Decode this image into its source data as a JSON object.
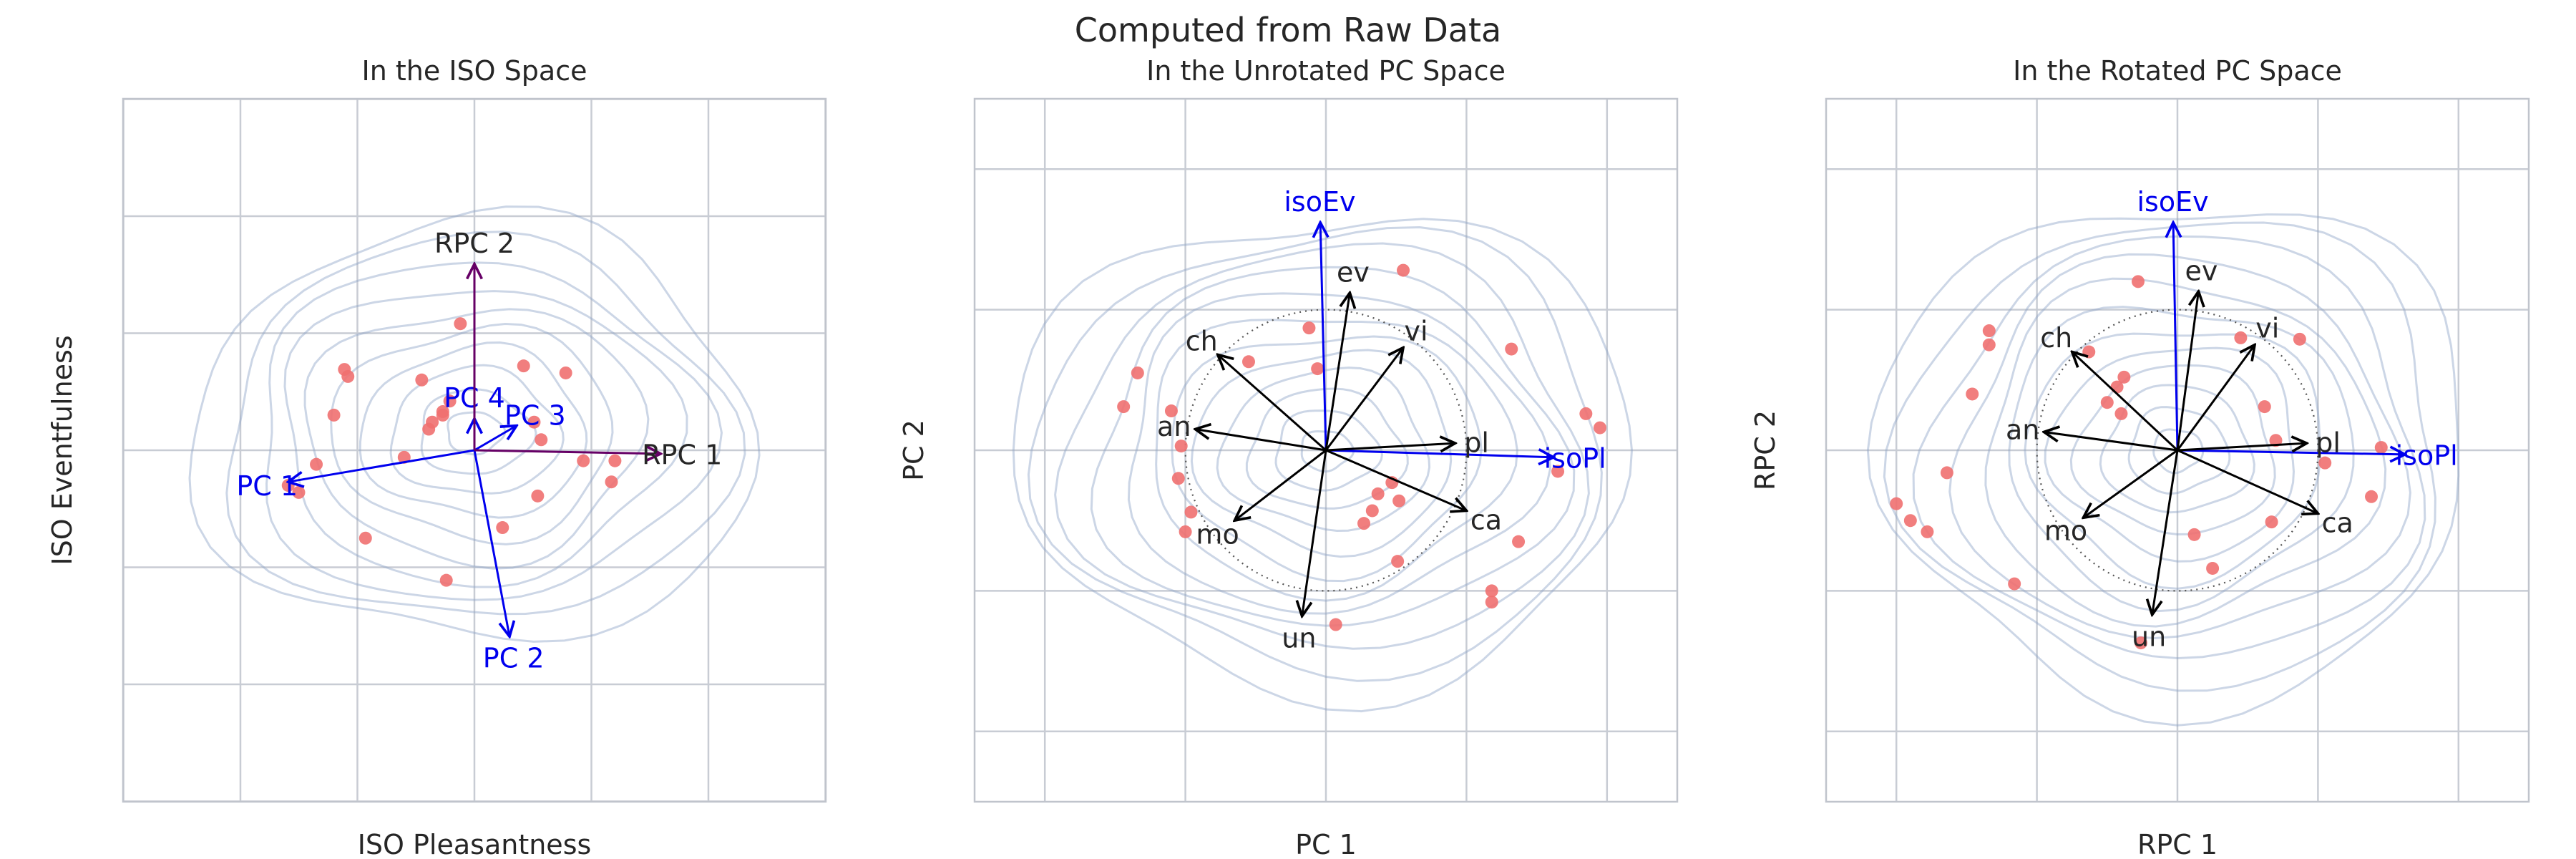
{
  "figure": {
    "title": "Computed from Raw Data"
  },
  "colors": {
    "grid": "#c8ccd4",
    "frame": "#c0c4cc",
    "contour": "#8fa4c8",
    "points": "#f07070",
    "text": "#262626",
    "blue": "#0000ee",
    "purple": "#660066",
    "black": "#000000"
  },
  "chart_data": [
    {
      "type": "scatter",
      "title": "In the ISO Space",
      "xlabel": "ISO Pleasantness",
      "ylabel": "ISO Eventfulness",
      "xlim": [
        -1,
        1
      ],
      "ylim": [
        -1,
        1
      ],
      "grid": true,
      "points": [
        [
          -0.53,
          -0.1
        ],
        [
          -0.5,
          -0.12
        ],
        [
          -0.45,
          -0.04
        ],
        [
          -0.4,
          0.1
        ],
        [
          -0.37,
          0.23
        ],
        [
          -0.36,
          0.21
        ],
        [
          -0.31,
          -0.25
        ],
        [
          -0.2,
          -0.02
        ],
        [
          -0.15,
          0.2
        ],
        [
          -0.13,
          0.06
        ],
        [
          -0.12,
          0.08
        ],
        [
          -0.09,
          0.1
        ],
        [
          -0.07,
          0.14
        ],
        [
          -0.09,
          0.11
        ],
        [
          -0.08,
          -0.37
        ],
        [
          -0.04,
          0.36
        ],
        [
          0.08,
          -0.22
        ],
        [
          0.14,
          0.24
        ],
        [
          0.17,
          0.08
        ],
        [
          0.19,
          0.03
        ],
        [
          0.18,
          -0.13
        ],
        [
          0.26,
          0.22
        ],
        [
          0.31,
          -0.03
        ],
        [
          0.39,
          -0.09
        ],
        [
          0.4,
          -0.03
        ]
      ],
      "arrows": [
        {
          "label": "PC 1",
          "x": -0.53,
          "y": -0.09,
          "color": "blue"
        },
        {
          "label": "PC 2",
          "x": 0.1,
          "y": -0.53,
          "color": "blue"
        },
        {
          "label": "PC 3",
          "x": 0.12,
          "y": 0.07,
          "color": "blue"
        },
        {
          "label": "PC 4",
          "x": 0.0,
          "y": 0.09,
          "color": "blue"
        },
        {
          "label": "RPC 1",
          "x": 0.53,
          "y": -0.01,
          "color": "purple"
        },
        {
          "label": "RPC 2",
          "x": 0.0,
          "y": 0.53,
          "color": "purple"
        }
      ],
      "contours": {
        "levels": 10,
        "center": [
          0.0,
          0.05
        ],
        "rx": 0.8,
        "ry": 0.6
      }
    },
    {
      "type": "scatter",
      "title": "In the Unrotated PC Space",
      "xlabel": "PC 1",
      "ylabel": "PC 2",
      "xlim": [
        -2.5,
        2.5
      ],
      "ylim": [
        -2.5,
        2.5
      ],
      "grid": true,
      "points": [
        [
          -1.34,
          0.55
        ],
        [
          -1.44,
          0.31
        ],
        [
          -1.1,
          0.28
        ],
        [
          -1.03,
          0.03
        ],
        [
          -1.05,
          -0.2
        ],
        [
          -1.0,
          -0.58
        ],
        [
          -0.96,
          -0.44
        ],
        [
          -0.55,
          0.63
        ],
        [
          -0.12,
          0.87
        ],
        [
          -0.06,
          0.58
        ],
        [
          0.07,
          -1.24
        ],
        [
          0.27,
          -0.52
        ],
        [
          0.33,
          -0.43
        ],
        [
          0.37,
          -0.31
        ],
        [
          0.47,
          -0.23
        ],
        [
          0.52,
          -0.36
        ],
        [
          0.51,
          -0.79
        ],
        [
          0.55,
          1.28
        ],
        [
          1.32,
          0.72
        ],
        [
          1.37,
          -0.65
        ],
        [
          1.18,
          -1.0
        ],
        [
          1.18,
          -1.08
        ],
        [
          1.65,
          -0.15
        ],
        [
          1.85,
          0.26
        ],
        [
          1.95,
          0.16
        ]
      ],
      "arrows": [
        {
          "label": "isoPl",
          "x": 1.62,
          "y": -0.05,
          "color": "blue"
        },
        {
          "label": "isoEv",
          "x": -0.04,
          "y": 1.62,
          "color": "blue"
        },
        {
          "label": "ev",
          "x": 0.17,
          "y": 1.12,
          "color": "black"
        },
        {
          "label": "vi",
          "x": 0.55,
          "y": 0.73,
          "color": "black"
        },
        {
          "label": "pl",
          "x": 0.92,
          "y": 0.05,
          "color": "black"
        },
        {
          "label": "ca",
          "x": 1.0,
          "y": -0.43,
          "color": "black"
        },
        {
          "label": "un",
          "x": -0.17,
          "y": -1.18,
          "color": "black"
        },
        {
          "label": "mo",
          "x": -0.65,
          "y": -0.5,
          "color": "black"
        },
        {
          "label": "an",
          "x": -0.93,
          "y": 0.15,
          "color": "black"
        },
        {
          "label": "ch",
          "x": -0.77,
          "y": 0.68,
          "color": "black"
        }
      ],
      "unit_circle_radius": 1.0,
      "contours": {
        "levels": 12,
        "center": [
          0.0,
          0.0
        ],
        "rx": 2.2,
        "ry": 1.7
      }
    },
    {
      "type": "scatter",
      "title": "In the Rotated PC Space",
      "xlabel": "RPC 1",
      "ylabel": "RPC 2",
      "xlim": [
        -2.5,
        2.5
      ],
      "ylim": [
        -2.5,
        2.5
      ],
      "grid": true,
      "points": [
        [
          -2.0,
          -0.38
        ],
        [
          -1.9,
          -0.5
        ],
        [
          -1.78,
          -0.58
        ],
        [
          -1.64,
          -0.16
        ],
        [
          -1.46,
          0.4
        ],
        [
          -1.34,
          0.85
        ],
        [
          -1.34,
          0.75
        ],
        [
          -1.16,
          -0.95
        ],
        [
          -0.63,
          0.7
        ],
        [
          -0.5,
          0.34
        ],
        [
          -0.43,
          0.45
        ],
        [
          -0.38,
          0.52
        ],
        [
          -0.4,
          0.26
        ],
        [
          -0.26,
          -1.37
        ],
        [
          -0.28,
          1.2
        ],
        [
          0.12,
          -0.6
        ],
        [
          0.25,
          -0.84
        ],
        [
          0.45,
          0.8
        ],
        [
          0.62,
          0.31
        ],
        [
          0.7,
          0.07
        ],
        [
          0.67,
          -0.51
        ],
        [
          0.87,
          0.79
        ],
        [
          1.05,
          -0.09
        ],
        [
          1.38,
          -0.33
        ],
        [
          1.45,
          0.02
        ]
      ],
      "arrows": [
        {
          "label": "isoPl",
          "x": 1.62,
          "y": -0.03,
          "color": "blue"
        },
        {
          "label": "isoEv",
          "x": -0.03,
          "y": 1.62,
          "color": "blue"
        },
        {
          "label": "ev",
          "x": 0.15,
          "y": 1.13,
          "color": "black"
        },
        {
          "label": "vi",
          "x": 0.55,
          "y": 0.75,
          "color": "black"
        },
        {
          "label": "pl",
          "x": 0.92,
          "y": 0.05,
          "color": "black"
        },
        {
          "label": "ca",
          "x": 1.0,
          "y": -0.45,
          "color": "black"
        },
        {
          "label": "un",
          "x": -0.18,
          "y": -1.17,
          "color": "black"
        },
        {
          "label": "mo",
          "x": -0.67,
          "y": -0.48,
          "color": "black"
        },
        {
          "label": "an",
          "x": -0.95,
          "y": 0.13,
          "color": "black"
        },
        {
          "label": "ch",
          "x": -0.75,
          "y": 0.7,
          "color": "black"
        }
      ],
      "unit_circle_radius": 1.0,
      "contours": {
        "levels": 12,
        "center": [
          0.0,
          0.0
        ],
        "rx": 2.1,
        "ry": 1.8
      }
    }
  ]
}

----

▸ **What is being asked**:
Quote the records in full and exactly; skip any image.

▸ **Solution for this task**:
Decode this image into its source data as a JSON object.
{
  "figure": {
    "title": "Computed from Raw Data"
  },
  "colors": {
    "grid": "#c8ccd4",
    "frame": "#c0c4cc",
    "contour": "#8fa4c8",
    "points": "#f07070",
    "text": "#262626",
    "blue": "#0000ee",
    "purple": "#660066",
    "black": "#000000"
  },
  "chart_data": [
    {
      "type": "scatter",
      "title": "In the ISO Space",
      "xlabel": "ISO Pleasantness",
      "ylabel": "ISO Eventfulness",
      "xlim": [
        -1,
        1
      ],
      "ylim": [
        -1,
        1
      ],
      "grid": true,
      "points": [
        [
          -0.53,
          -0.1
        ],
        [
          -0.5,
          -0.12
        ],
        [
          -0.45,
          -0.04
        ],
        [
          -0.4,
          0.1
        ],
        [
          -0.37,
          0.23
        ],
        [
          -0.36,
          0.21
        ],
        [
          -0.31,
          -0.25
        ],
        [
          -0.2,
          -0.02
        ],
        [
          -0.15,
          0.2
        ],
        [
          -0.13,
          0.06
        ],
        [
          -0.12,
          0.08
        ],
        [
          -0.09,
          0.1
        ],
        [
          -0.07,
          0.14
        ],
        [
          -0.09,
          0.11
        ],
        [
          -0.08,
          -0.37
        ],
        [
          -0.04,
          0.36
        ],
        [
          0.08,
          -0.22
        ],
        [
          0.14,
          0.24
        ],
        [
          0.17,
          0.08
        ],
        [
          0.19,
          0.03
        ],
        [
          0.18,
          -0.13
        ],
        [
          0.26,
          0.22
        ],
        [
          0.31,
          -0.03
        ],
        [
          0.39,
          -0.09
        ],
        [
          0.4,
          -0.03
        ]
      ],
      "arrows": [
        {
          "label": "PC 1",
          "x": -0.53,
          "y": -0.09,
          "color": "blue"
        },
        {
          "label": "PC 2",
          "x": 0.1,
          "y": -0.53,
          "color": "blue"
        },
        {
          "label": "PC 3",
          "x": 0.12,
          "y": 0.07,
          "color": "blue"
        },
        {
          "label": "PC 4",
          "x": 0.0,
          "y": 0.09,
          "color": "blue"
        },
        {
          "label": "RPC 1",
          "x": 0.53,
          "y": -0.01,
          "color": "purple"
        },
        {
          "label": "RPC 2",
          "x": 0.0,
          "y": 0.53,
          "color": "purple"
        }
      ],
      "contours": {
        "levels": 10,
        "center": [
          0.0,
          0.05
        ],
        "rx": 0.8,
        "ry": 0.6
      }
    },
    {
      "type": "scatter",
      "title": "In the Unrotated PC Space",
      "xlabel": "PC 1",
      "ylabel": "PC 2",
      "xlim": [
        -2.5,
        2.5
      ],
      "ylim": [
        -2.5,
        2.5
      ],
      "grid": true,
      "points": [
        [
          -1.34,
          0.55
        ],
        [
          -1.44,
          0.31
        ],
        [
          -1.1,
          0.28
        ],
        [
          -1.03,
          0.03
        ],
        [
          -1.05,
          -0.2
        ],
        [
          -1.0,
          -0.58
        ],
        [
          -0.96,
          -0.44
        ],
        [
          -0.55,
          0.63
        ],
        [
          -0.12,
          0.87
        ],
        [
          -0.06,
          0.58
        ],
        [
          0.07,
          -1.24
        ],
        [
          0.27,
          -0.52
        ],
        [
          0.33,
          -0.43
        ],
        [
          0.37,
          -0.31
        ],
        [
          0.47,
          -0.23
        ],
        [
          0.52,
          -0.36
        ],
        [
          0.51,
          -0.79
        ],
        [
          0.55,
          1.28
        ],
        [
          1.32,
          0.72
        ],
        [
          1.37,
          -0.65
        ],
        [
          1.18,
          -1.0
        ],
        [
          1.18,
          -1.08
        ],
        [
          1.65,
          -0.15
        ],
        [
          1.85,
          0.26
        ],
        [
          1.95,
          0.16
        ]
      ],
      "arrows": [
        {
          "label": "isoPl",
          "x": 1.62,
          "y": -0.05,
          "color": "blue"
        },
        {
          "label": "isoEv",
          "x": -0.04,
          "y": 1.62,
          "color": "blue"
        },
        {
          "label": "ev",
          "x": 0.17,
          "y": 1.12,
          "color": "black"
        },
        {
          "label": "vi",
          "x": 0.55,
          "y": 0.73,
          "color": "black"
        },
        {
          "label": "pl",
          "x": 0.92,
          "y": 0.05,
          "color": "black"
        },
        {
          "label": "ca",
          "x": 1.0,
          "y": -0.43,
          "color": "black"
        },
        {
          "label": "un",
          "x": -0.17,
          "y": -1.18,
          "color": "black"
        },
        {
          "label": "mo",
          "x": -0.65,
          "y": -0.5,
          "color": "black"
        },
        {
          "label": "an",
          "x": -0.93,
          "y": 0.15,
          "color": "black"
        },
        {
          "label": "ch",
          "x": -0.77,
          "y": 0.68,
          "color": "black"
        }
      ],
      "unit_circle_radius": 1.0,
      "contours": {
        "levels": 12,
        "center": [
          0.0,
          0.0
        ],
        "rx": 2.2,
        "ry": 1.7
      }
    },
    {
      "type": "scatter",
      "title": "In the Rotated PC Space",
      "xlabel": "RPC 1",
      "ylabel": "RPC 2",
      "xlim": [
        -2.5,
        2.5
      ],
      "ylim": [
        -2.5,
        2.5
      ],
      "grid": true,
      "points": [
        [
          -2.0,
          -0.38
        ],
        [
          -1.9,
          -0.5
        ],
        [
          -1.78,
          -0.58
        ],
        [
          -1.64,
          -0.16
        ],
        [
          -1.46,
          0.4
        ],
        [
          -1.34,
          0.85
        ],
        [
          -1.34,
          0.75
        ],
        [
          -1.16,
          -0.95
        ],
        [
          -0.63,
          0.7
        ],
        [
          -0.5,
          0.34
        ],
        [
          -0.43,
          0.45
        ],
        [
          -0.38,
          0.52
        ],
        [
          -0.4,
          0.26
        ],
        [
          -0.26,
          -1.37
        ],
        [
          -0.28,
          1.2
        ],
        [
          0.12,
          -0.6
        ],
        [
          0.25,
          -0.84
        ],
        [
          0.45,
          0.8
        ],
        [
          0.62,
          0.31
        ],
        [
          0.7,
          0.07
        ],
        [
          0.67,
          -0.51
        ],
        [
          0.87,
          0.79
        ],
        [
          1.05,
          -0.09
        ],
        [
          1.38,
          -0.33
        ],
        [
          1.45,
          0.02
        ]
      ],
      "arrows": [
        {
          "label": "isoPl",
          "x": 1.62,
          "y": -0.03,
          "color": "blue"
        },
        {
          "label": "isoEv",
          "x": -0.03,
          "y": 1.62,
          "color": "blue"
        },
        {
          "label": "ev",
          "x": 0.15,
          "y": 1.13,
          "color": "black"
        },
        {
          "label": "vi",
          "x": 0.55,
          "y": 0.75,
          "color": "black"
        },
        {
          "label": "pl",
          "x": 0.92,
          "y": 0.05,
          "color": "black"
        },
        {
          "label": "ca",
          "x": 1.0,
          "y": -0.45,
          "color": "black"
        },
        {
          "label": "un",
          "x": -0.18,
          "y": -1.17,
          "color": "black"
        },
        {
          "label": "mo",
          "x": -0.67,
          "y": -0.48,
          "color": "black"
        },
        {
          "label": "an",
          "x": -0.95,
          "y": 0.13,
          "color": "black"
        },
        {
          "label": "ch",
          "x": -0.75,
          "y": 0.7,
          "color": "black"
        }
      ],
      "unit_circle_radius": 1.0,
      "contours": {
        "levels": 12,
        "center": [
          0.0,
          0.0
        ],
        "rx": 2.1,
        "ry": 1.8
      }
    }
  ]
}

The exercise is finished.